Reproduce each line of the listing below verbatim.

--- begin Data records ---

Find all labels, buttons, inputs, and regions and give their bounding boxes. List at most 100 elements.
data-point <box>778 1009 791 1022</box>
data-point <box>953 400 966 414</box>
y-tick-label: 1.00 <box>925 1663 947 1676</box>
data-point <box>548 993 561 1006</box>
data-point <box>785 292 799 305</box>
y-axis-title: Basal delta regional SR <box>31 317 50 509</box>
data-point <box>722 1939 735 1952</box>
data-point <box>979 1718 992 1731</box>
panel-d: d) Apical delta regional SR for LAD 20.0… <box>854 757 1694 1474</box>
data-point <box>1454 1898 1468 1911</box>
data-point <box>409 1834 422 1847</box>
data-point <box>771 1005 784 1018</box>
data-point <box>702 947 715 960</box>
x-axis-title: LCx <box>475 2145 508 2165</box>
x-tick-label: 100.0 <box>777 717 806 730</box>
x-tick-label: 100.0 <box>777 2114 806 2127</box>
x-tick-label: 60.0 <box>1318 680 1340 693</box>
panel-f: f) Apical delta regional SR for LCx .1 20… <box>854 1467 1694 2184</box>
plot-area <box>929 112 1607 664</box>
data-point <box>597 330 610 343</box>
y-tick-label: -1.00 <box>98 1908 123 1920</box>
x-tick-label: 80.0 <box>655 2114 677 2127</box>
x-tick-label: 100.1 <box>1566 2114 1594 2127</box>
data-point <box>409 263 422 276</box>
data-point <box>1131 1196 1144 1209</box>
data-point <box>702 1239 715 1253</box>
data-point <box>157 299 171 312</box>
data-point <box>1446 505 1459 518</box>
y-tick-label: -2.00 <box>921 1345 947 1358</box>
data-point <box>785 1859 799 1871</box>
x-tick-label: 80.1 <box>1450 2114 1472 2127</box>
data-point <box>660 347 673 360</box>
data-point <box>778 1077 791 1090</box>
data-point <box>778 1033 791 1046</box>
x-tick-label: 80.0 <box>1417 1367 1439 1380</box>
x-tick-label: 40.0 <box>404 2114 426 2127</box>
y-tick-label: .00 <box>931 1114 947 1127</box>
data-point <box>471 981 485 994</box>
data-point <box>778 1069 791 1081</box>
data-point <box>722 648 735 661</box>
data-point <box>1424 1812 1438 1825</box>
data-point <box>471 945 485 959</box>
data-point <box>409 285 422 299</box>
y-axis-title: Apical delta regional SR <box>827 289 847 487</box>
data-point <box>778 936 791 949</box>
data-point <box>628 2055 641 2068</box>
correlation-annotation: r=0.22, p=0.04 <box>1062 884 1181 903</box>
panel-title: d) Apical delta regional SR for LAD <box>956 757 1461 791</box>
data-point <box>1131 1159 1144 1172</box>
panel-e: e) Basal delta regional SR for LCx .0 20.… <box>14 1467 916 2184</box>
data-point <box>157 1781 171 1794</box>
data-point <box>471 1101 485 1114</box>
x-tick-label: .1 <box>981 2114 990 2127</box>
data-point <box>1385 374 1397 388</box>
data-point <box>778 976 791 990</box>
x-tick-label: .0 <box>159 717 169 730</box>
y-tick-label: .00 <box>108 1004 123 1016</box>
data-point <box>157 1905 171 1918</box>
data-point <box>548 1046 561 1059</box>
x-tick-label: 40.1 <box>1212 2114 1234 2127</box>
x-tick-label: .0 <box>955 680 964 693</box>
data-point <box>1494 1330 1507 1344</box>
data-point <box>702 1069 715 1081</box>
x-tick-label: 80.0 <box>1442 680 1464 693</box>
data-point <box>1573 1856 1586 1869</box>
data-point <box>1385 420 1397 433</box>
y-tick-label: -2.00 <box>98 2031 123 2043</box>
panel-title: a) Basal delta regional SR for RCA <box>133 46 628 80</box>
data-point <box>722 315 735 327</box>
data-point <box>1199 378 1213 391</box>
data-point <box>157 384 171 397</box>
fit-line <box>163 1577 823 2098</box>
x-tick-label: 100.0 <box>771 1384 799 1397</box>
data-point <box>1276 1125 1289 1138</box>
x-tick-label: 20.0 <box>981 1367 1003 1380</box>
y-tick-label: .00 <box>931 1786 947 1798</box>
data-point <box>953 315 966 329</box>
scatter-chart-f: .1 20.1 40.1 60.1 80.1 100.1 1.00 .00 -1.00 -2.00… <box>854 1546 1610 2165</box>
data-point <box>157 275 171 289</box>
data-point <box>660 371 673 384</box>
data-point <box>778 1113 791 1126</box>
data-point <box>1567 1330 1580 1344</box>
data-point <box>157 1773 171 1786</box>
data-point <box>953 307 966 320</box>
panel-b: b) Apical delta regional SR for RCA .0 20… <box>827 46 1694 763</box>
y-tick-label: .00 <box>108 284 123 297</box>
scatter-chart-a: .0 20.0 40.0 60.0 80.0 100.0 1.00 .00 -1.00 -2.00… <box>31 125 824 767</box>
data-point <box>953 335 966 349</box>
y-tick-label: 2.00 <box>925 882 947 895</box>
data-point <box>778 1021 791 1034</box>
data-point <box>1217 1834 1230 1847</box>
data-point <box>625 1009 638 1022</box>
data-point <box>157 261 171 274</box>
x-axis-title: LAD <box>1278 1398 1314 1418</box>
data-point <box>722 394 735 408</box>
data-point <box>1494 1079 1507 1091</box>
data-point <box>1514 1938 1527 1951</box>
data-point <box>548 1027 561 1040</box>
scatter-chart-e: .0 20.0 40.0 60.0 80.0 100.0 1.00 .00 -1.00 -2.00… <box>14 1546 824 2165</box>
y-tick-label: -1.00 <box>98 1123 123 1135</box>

--- end Data records ---

* [Exercise response]:
Find all labels, buttons, inputs, and regions and give their bounding boxes. List at most 100 elements.
data-point <box>778 1009 791 1022</box>
data-point <box>953 400 966 414</box>
y-tick-label: 1.00 <box>925 1663 947 1676</box>
data-point <box>548 993 561 1006</box>
data-point <box>785 292 799 305</box>
y-axis-title: Basal delta regional SR <box>31 317 50 509</box>
data-point <box>722 1939 735 1952</box>
data-point <box>979 1718 992 1731</box>
panel-d: d) Apical delta regional SR for LAD 20.0… <box>854 757 1694 1474</box>
data-point <box>1454 1898 1468 1911</box>
data-point <box>409 1834 422 1847</box>
data-point <box>771 1005 784 1018</box>
data-point <box>702 947 715 960</box>
x-axis-title: LCx <box>475 2145 508 2165</box>
x-tick-label: 100.0 <box>777 717 806 730</box>
x-tick-label: 100.0 <box>777 2114 806 2127</box>
x-tick-label: 60.0 <box>1318 680 1340 693</box>
panel-f: f) Apical delta regional SR for LCx .1 20… <box>854 1467 1694 2184</box>
plot-area <box>929 112 1607 664</box>
data-point <box>597 330 610 343</box>
y-tick-label: -1.00 <box>98 1908 123 1920</box>
x-tick-label: 80.0 <box>655 2114 677 2127</box>
x-tick-label: 100.1 <box>1566 2114 1594 2127</box>
data-point <box>409 263 422 276</box>
data-point <box>1131 1196 1144 1209</box>
data-point <box>702 1239 715 1253</box>
data-point <box>157 299 171 312</box>
data-point <box>1446 505 1459 518</box>
y-tick-label: -2.00 <box>921 1345 947 1358</box>
data-point <box>785 1859 799 1871</box>
x-tick-label: 80.1 <box>1450 2114 1472 2127</box>
data-point <box>660 347 673 360</box>
data-point <box>778 1077 791 1090</box>
data-point <box>778 1033 791 1046</box>
x-tick-label: 80.0 <box>1417 1367 1439 1380</box>
x-tick-label: 40.0 <box>404 2114 426 2127</box>
y-tick-label: .00 <box>931 1114 947 1127</box>
data-point <box>471 981 485 994</box>
data-point <box>778 1069 791 1081</box>
data-point <box>722 648 735 661</box>
data-point <box>1424 1812 1438 1825</box>
data-point <box>471 945 485 959</box>
data-point <box>409 285 422 299</box>
y-axis-title: Apical delta regional SR <box>827 289 847 487</box>
data-point <box>778 936 791 949</box>
data-point <box>628 2055 641 2068</box>
correlation-annotation: r=0.22, p=0.04 <box>1062 884 1181 903</box>
panel-title: d) Apical delta regional SR for LAD <box>956 757 1461 791</box>
data-point <box>1131 1159 1144 1172</box>
panel-e: e) Basal delta regional SR for LCx .0 20.… <box>14 1467 916 2184</box>
data-point <box>157 1781 171 1794</box>
data-point <box>471 1101 485 1114</box>
x-tick-label: .1 <box>981 2114 990 2127</box>
data-point <box>1385 374 1397 388</box>
data-point <box>778 976 791 990</box>
x-tick-label: .0 <box>159 717 169 730</box>
y-tick-label: .00 <box>108 1004 123 1016</box>
data-point <box>157 1905 171 1918</box>
data-point <box>548 1046 561 1059</box>
x-tick-label: 40.1 <box>1212 2114 1234 2127</box>
x-tick-label: .0 <box>955 680 964 693</box>
data-point <box>1494 1330 1507 1344</box>
data-point <box>702 1069 715 1081</box>
x-tick-label: 80.0 <box>1442 680 1464 693</box>
data-point <box>1573 1856 1586 1869</box>
data-point <box>1385 420 1397 433</box>
y-tick-label: -2.00 <box>98 2031 123 2043</box>
panel-title: a) Basal delta regional SR for RCA <box>133 46 628 80</box>
data-point <box>722 315 735 327</box>
data-point <box>1199 378 1213 391</box>
data-point <box>157 384 171 397</box>
fit-line <box>163 1577 823 2098</box>
x-tick-label: 100.0 <box>771 1384 799 1397</box>
data-point <box>1276 1125 1289 1138</box>
x-tick-label: 20.0 <box>981 1367 1003 1380</box>
y-tick-label: .00 <box>931 1786 947 1798</box>
data-point <box>953 315 966 329</box>
scatter-chart-f: .1 20.1 40.1 60.1 80.1 100.1 1.00 .00 -1.00 -2.00… <box>854 1546 1610 2165</box>
data-point <box>157 275 171 289</box>
data-point <box>660 371 673 384</box>
data-point <box>778 1113 791 1126</box>
data-point <box>1567 1330 1580 1344</box>
data-point <box>157 1773 171 1786</box>
data-point <box>953 307 966 320</box>
panel-b: b) Apical delta regional SR for RCA .0 20… <box>827 46 1694 763</box>
y-tick-label: .00 <box>108 284 123 297</box>
scatter-chart-a: .0 20.0 40.0 60.0 80.0 100.0 1.00 .00 -1.00 -2.00… <box>31 125 824 767</box>
data-point <box>953 335 966 349</box>
y-tick-label: 2.00 <box>925 882 947 895</box>
data-point <box>778 1021 791 1034</box>
data-point <box>1217 1834 1230 1847</box>
data-point <box>625 1009 638 1022</box>
data-point <box>157 261 171 274</box>
x-axis-title: LAD <box>1278 1398 1314 1418</box>
data-point <box>722 394 735 408</box>
data-point <box>1494 1079 1507 1091</box>
data-point <box>1514 1938 1527 1951</box>
data-point <box>548 1027 561 1040</box>
scatter-chart-e: .0 20.0 40.0 60.0 80.0 100.0 1.00 .00 -1.00 -2.00… <box>14 1546 824 2165</box>
y-tick-label: -1.00 <box>98 1123 123 1135</box>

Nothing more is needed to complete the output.